§ **Exercise aim**: Locate "Output a JSON" in the listing below, then output the line holding it and every line after it, exactly and with nothing else.

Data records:
>> begin

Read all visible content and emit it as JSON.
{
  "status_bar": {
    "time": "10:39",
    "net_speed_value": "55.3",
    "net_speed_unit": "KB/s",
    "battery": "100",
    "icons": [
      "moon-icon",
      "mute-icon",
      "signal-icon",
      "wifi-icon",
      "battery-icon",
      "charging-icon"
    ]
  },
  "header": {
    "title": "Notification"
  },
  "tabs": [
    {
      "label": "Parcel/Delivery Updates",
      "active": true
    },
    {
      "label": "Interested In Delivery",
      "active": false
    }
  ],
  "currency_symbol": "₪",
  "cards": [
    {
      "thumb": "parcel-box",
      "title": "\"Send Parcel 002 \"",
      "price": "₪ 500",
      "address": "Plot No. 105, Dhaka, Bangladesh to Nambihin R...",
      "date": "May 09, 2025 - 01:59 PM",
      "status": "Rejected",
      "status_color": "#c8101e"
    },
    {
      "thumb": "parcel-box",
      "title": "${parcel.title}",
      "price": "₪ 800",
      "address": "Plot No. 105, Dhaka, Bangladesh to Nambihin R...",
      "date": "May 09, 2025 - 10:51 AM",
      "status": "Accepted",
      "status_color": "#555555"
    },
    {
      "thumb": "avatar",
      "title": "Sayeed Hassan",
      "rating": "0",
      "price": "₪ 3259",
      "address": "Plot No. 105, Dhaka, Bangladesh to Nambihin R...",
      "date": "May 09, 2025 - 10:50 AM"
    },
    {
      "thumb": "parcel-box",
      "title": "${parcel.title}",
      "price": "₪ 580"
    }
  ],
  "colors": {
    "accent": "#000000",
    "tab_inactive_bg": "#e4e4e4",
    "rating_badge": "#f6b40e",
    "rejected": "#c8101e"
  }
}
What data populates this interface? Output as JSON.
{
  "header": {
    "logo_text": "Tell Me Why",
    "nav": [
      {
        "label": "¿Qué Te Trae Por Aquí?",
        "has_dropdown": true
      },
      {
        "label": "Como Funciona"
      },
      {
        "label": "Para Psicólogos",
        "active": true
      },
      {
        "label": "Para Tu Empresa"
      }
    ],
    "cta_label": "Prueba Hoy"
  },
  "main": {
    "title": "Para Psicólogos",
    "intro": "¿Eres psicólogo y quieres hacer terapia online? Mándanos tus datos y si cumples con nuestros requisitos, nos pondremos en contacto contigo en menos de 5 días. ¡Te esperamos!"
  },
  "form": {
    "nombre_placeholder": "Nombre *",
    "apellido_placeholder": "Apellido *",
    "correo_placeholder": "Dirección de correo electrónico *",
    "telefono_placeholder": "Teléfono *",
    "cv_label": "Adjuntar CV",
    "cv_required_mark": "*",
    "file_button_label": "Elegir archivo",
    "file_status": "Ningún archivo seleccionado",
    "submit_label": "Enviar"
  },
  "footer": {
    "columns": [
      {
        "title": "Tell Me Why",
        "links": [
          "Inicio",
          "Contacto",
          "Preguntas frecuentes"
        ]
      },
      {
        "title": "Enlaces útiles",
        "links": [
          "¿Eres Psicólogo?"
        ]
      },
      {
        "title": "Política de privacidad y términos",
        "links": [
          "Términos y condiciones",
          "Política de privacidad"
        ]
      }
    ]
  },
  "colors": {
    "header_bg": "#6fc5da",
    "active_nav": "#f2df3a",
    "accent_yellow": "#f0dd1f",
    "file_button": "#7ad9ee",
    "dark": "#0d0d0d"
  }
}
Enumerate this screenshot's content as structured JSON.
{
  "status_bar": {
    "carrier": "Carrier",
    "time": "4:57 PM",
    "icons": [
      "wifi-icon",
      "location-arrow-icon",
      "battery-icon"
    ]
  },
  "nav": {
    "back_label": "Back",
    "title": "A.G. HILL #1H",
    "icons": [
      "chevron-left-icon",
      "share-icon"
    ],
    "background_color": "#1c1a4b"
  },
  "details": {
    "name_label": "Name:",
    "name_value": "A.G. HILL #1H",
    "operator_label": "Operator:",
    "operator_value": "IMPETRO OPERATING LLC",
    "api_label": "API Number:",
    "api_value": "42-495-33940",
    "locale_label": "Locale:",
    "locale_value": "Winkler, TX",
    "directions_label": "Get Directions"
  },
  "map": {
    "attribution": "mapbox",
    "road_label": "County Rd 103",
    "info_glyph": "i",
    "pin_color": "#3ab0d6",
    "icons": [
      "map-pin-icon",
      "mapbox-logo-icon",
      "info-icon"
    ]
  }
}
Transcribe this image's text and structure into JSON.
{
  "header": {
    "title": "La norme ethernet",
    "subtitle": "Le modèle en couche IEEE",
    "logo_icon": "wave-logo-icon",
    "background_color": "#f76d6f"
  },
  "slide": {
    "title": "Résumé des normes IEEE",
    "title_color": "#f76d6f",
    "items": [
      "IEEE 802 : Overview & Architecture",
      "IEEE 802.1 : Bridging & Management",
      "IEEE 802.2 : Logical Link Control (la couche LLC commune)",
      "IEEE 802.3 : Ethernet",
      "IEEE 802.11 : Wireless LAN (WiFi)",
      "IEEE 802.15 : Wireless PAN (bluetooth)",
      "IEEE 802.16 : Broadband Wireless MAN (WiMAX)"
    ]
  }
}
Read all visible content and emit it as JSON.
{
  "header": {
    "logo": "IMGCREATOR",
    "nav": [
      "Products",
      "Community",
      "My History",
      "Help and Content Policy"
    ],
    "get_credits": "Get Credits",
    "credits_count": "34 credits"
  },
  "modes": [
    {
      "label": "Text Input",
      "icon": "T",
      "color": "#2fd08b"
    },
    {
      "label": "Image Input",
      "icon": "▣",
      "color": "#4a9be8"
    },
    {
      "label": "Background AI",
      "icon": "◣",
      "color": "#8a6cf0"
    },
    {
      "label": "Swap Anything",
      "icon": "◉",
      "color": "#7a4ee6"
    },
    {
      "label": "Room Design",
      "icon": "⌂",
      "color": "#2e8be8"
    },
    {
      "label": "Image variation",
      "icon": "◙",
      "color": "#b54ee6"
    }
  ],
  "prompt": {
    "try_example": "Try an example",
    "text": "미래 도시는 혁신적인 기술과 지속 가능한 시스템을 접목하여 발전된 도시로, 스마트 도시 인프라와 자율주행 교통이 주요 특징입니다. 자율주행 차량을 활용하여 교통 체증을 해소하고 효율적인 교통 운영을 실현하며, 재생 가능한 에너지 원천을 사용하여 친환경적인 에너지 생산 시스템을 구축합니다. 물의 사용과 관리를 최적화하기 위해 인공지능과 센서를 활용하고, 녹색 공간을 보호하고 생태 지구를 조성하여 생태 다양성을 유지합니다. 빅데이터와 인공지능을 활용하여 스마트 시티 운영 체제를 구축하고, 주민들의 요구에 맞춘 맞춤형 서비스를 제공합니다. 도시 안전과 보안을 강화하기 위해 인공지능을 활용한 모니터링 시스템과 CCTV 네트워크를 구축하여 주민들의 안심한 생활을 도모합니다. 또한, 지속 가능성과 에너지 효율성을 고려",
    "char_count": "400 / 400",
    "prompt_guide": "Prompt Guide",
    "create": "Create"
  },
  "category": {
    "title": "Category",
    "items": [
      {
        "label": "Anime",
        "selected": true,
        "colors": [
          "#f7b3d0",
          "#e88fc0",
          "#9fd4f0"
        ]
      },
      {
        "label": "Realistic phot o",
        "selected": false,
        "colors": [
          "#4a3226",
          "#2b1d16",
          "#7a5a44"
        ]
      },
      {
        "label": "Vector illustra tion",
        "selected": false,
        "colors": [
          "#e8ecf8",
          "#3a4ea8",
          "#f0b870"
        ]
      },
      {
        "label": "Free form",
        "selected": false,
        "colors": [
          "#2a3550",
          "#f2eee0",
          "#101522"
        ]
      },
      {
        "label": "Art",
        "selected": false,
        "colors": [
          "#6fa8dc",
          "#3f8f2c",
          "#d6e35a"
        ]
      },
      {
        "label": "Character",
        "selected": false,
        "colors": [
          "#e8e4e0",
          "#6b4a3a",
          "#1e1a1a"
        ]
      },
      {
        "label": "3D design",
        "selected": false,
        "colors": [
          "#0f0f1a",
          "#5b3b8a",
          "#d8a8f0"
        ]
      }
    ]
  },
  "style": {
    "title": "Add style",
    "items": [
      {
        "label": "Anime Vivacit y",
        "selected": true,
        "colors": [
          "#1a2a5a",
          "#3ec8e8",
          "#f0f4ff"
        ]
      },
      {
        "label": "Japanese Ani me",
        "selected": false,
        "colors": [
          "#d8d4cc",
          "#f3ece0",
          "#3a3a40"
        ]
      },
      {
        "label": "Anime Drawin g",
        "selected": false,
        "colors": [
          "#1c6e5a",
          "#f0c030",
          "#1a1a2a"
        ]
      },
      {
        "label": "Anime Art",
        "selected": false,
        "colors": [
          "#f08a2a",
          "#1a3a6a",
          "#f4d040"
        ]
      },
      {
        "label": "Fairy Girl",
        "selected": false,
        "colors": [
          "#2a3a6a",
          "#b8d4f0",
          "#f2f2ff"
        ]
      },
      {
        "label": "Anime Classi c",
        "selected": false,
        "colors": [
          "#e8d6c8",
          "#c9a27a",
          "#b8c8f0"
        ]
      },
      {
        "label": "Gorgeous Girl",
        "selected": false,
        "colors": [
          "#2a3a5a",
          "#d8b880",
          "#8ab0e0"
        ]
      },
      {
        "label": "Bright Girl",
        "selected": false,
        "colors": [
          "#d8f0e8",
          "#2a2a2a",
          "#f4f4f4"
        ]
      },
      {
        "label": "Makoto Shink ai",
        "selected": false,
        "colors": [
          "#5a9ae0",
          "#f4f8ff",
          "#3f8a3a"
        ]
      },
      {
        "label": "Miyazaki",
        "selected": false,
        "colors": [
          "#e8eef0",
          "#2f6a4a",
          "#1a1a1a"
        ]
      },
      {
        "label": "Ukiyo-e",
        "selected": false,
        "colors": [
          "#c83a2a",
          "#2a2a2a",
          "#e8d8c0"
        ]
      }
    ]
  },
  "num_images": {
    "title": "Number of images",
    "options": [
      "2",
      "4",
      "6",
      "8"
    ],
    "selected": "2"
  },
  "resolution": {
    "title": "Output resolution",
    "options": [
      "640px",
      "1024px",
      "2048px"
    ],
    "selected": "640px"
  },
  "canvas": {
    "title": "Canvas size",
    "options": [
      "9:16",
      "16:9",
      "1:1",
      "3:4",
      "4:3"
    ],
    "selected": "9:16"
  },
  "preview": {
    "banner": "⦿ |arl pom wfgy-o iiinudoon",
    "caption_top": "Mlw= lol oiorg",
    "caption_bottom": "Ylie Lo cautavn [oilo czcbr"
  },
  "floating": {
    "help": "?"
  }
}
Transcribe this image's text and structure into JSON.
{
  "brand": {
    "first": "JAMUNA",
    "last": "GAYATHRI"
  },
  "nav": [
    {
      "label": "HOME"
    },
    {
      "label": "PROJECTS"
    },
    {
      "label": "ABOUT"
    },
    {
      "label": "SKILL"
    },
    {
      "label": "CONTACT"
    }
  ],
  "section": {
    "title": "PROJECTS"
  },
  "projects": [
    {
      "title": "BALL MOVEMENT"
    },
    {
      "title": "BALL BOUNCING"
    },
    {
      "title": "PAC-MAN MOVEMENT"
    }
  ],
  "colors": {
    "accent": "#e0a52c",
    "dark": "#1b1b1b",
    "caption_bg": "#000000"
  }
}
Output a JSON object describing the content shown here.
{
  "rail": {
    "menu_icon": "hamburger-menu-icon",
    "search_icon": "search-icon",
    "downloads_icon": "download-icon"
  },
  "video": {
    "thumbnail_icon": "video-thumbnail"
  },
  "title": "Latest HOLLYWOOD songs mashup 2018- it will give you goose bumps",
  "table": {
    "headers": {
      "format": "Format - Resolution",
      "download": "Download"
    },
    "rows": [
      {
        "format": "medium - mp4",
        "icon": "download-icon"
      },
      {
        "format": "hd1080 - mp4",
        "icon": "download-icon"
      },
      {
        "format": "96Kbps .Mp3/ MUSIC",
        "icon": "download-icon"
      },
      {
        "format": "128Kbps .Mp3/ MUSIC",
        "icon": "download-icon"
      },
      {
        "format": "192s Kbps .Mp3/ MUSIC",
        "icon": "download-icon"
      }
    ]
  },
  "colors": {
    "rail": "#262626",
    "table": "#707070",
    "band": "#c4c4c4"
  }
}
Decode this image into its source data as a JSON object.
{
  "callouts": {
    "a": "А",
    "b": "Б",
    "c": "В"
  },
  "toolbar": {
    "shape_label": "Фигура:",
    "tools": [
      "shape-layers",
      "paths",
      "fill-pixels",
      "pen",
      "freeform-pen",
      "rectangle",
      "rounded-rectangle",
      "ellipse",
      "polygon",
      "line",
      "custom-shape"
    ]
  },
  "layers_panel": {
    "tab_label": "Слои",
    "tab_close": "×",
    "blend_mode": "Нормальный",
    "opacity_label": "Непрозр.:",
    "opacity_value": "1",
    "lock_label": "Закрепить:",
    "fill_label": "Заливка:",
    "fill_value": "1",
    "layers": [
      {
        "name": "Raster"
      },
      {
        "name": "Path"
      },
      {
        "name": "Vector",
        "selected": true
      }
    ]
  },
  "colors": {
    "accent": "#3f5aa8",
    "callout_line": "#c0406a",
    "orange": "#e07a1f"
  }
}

>> end

§ **Result of this task**:
Output a JSON object describing the content shown here.
{
  "rail": {
    "menu_icon": "hamburger-menu-icon",
    "search_icon": "search-icon",
    "downloads_icon": "download-icon"
  },
  "video": {
    "thumbnail_icon": "video-thumbnail"
  },
  "title": "Latest HOLLYWOOD songs mashup 2018- it will give you goose bumps",
  "table": {
    "headers": {
      "format": "Format - Resolution",
      "download": "Download"
    },
    "rows": [
      {
        "format": "medium - mp4",
        "icon": "download-icon"
      },
      {
        "format": "hd1080 - mp4",
        "icon": "download-icon"
      },
      {
        "format": "96Kbps .Mp3/ MUSIC",
        "icon": "download-icon"
      },
      {
        "format": "128Kbps .Mp3/ MUSIC",
        "icon": "download-icon"
      },
      {
        "format": "192s Kbps .Mp3/ MUSIC",
        "icon": "download-icon"
      }
    ]
  },
  "colors": {
    "rail": "#262626",
    "table": "#707070",
    "band": "#c4c4c4"
  }
}
Decode this image into its source data as a JSON object.
{
  "callouts": {
    "a": "А",
    "b": "Б",
    "c": "В"
  },
  "toolbar": {
    "shape_label": "Фигура:",
    "tools": [
      "shape-layers",
      "paths",
      "fill-pixels",
      "pen",
      "freeform-pen",
      "rectangle",
      "rounded-rectangle",
      "ellipse",
      "polygon",
      "line",
      "custom-shape"
    ]
  },
  "layers_panel": {
    "tab_label": "Слои",
    "tab_close": "×",
    "blend_mode": "Нормальный",
    "opacity_label": "Непрозр.:",
    "opacity_value": "1",
    "lock_label": "Закрепить:",
    "fill_label": "Заливка:",
    "fill_value": "1",
    "layers": [
      {
        "name": "Raster"
      },
      {
        "name": "Path"
      },
      {
        "name": "Vector",
        "selected": true
      }
    ]
  },
  "colors": {
    "accent": "#3f5aa8",
    "callout_line": "#c0406a",
    "orange": "#e07a1f"
  }
}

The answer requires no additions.